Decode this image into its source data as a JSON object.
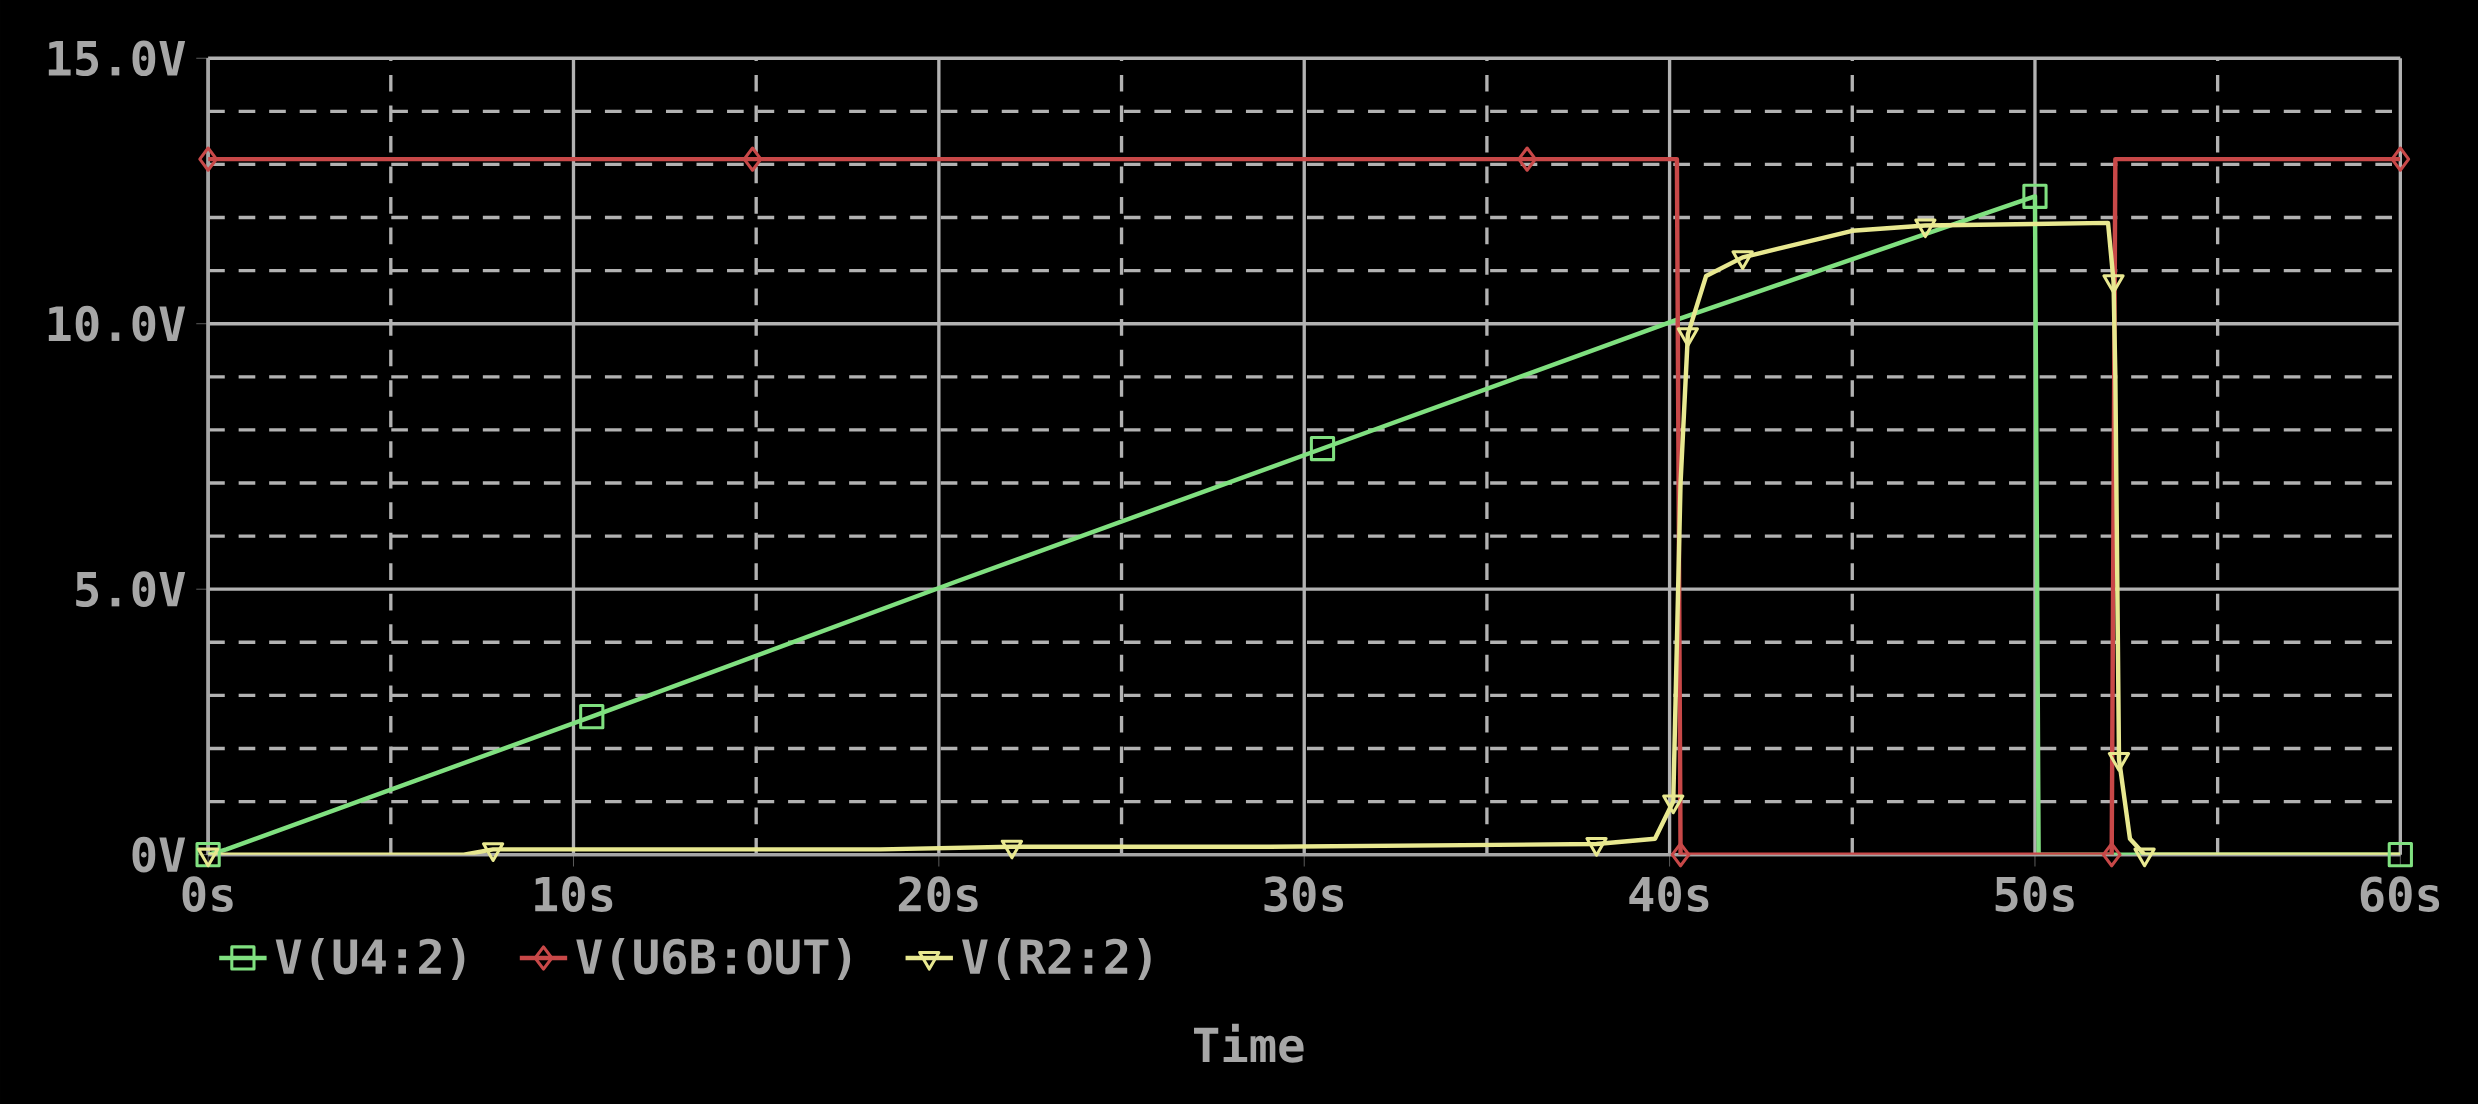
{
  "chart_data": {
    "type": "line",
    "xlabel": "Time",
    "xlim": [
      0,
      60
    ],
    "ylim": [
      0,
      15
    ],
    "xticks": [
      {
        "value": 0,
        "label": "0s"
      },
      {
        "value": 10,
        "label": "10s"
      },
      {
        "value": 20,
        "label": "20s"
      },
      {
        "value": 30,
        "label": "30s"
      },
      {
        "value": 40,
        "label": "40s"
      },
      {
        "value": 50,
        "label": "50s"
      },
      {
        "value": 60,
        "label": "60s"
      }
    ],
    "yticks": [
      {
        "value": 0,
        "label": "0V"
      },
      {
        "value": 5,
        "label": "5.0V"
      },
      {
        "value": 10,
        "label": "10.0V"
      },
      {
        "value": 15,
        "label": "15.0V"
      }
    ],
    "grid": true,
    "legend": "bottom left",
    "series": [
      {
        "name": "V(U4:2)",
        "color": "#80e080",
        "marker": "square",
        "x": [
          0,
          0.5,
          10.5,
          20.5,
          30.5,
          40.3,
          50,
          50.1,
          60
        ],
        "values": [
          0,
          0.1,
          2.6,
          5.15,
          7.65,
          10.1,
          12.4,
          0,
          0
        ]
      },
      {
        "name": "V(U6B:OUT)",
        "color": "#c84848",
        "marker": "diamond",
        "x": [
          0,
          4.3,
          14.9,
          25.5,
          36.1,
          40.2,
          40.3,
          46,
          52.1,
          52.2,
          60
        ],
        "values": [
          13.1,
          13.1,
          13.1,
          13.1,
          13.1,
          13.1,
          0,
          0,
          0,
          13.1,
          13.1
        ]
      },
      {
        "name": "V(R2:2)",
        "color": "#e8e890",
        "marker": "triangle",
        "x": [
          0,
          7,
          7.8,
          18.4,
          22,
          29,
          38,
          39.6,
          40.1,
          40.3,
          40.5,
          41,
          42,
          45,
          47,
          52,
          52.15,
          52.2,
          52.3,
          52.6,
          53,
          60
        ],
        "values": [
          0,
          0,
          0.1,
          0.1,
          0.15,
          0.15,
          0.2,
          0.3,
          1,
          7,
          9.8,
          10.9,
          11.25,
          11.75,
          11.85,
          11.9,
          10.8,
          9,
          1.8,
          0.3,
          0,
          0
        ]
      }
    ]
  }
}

Exercise prompt. Quote every record above exactly, leaving out any pictures.

Expected answer.
Decode this image into its source data as a JSON object.
{
  "chart_data": {
    "type": "line",
    "xlabel": "Time",
    "xlim": [
      0,
      60
    ],
    "ylim": [
      0,
      15
    ],
    "xticks": [
      {
        "value": 0,
        "label": "0s"
      },
      {
        "value": 10,
        "label": "10s"
      },
      {
        "value": 20,
        "label": "20s"
      },
      {
        "value": 30,
        "label": "30s"
      },
      {
        "value": 40,
        "label": "40s"
      },
      {
        "value": 50,
        "label": "50s"
      },
      {
        "value": 60,
        "label": "60s"
      }
    ],
    "yticks": [
      {
        "value": 0,
        "label": "0V"
      },
      {
        "value": 5,
        "label": "5.0V"
      },
      {
        "value": 10,
        "label": "10.0V"
      },
      {
        "value": 15,
        "label": "15.0V"
      }
    ],
    "grid": true,
    "legend": "bottom left",
    "series": [
      {
        "name": "V(U4:2)",
        "color": "#80e080",
        "marker": "square",
        "x": [
          0,
          0.5,
          10.5,
          20.5,
          30.5,
          40.3,
          50,
          50.1,
          60
        ],
        "values": [
          0,
          0.1,
          2.6,
          5.15,
          7.65,
          10.1,
          12.4,
          0,
          0
        ]
      },
      {
        "name": "V(U6B:OUT)",
        "color": "#c84848",
        "marker": "diamond",
        "x": [
          0,
          4.3,
          14.9,
          25.5,
          36.1,
          40.2,
          40.3,
          46,
          52.1,
          52.2,
          60
        ],
        "values": [
          13.1,
          13.1,
          13.1,
          13.1,
          13.1,
          13.1,
          0,
          0,
          0,
          13.1,
          13.1
        ]
      },
      {
        "name": "V(R2:2)",
        "color": "#e8e890",
        "marker": "triangle",
        "x": [
          0,
          7,
          7.8,
          18.4,
          22,
          29,
          38,
          39.6,
          40.1,
          40.3,
          40.5,
          41,
          42,
          45,
          47,
          52,
          52.15,
          52.2,
          52.3,
          52.6,
          53,
          60
        ],
        "values": [
          0,
          0,
          0.1,
          0.1,
          0.15,
          0.15,
          0.2,
          0.3,
          1,
          7,
          9.8,
          10.9,
          11.25,
          11.75,
          11.85,
          11.9,
          10.8,
          9,
          1.8,
          0.3,
          0,
          0
        ]
      }
    ]
  }
}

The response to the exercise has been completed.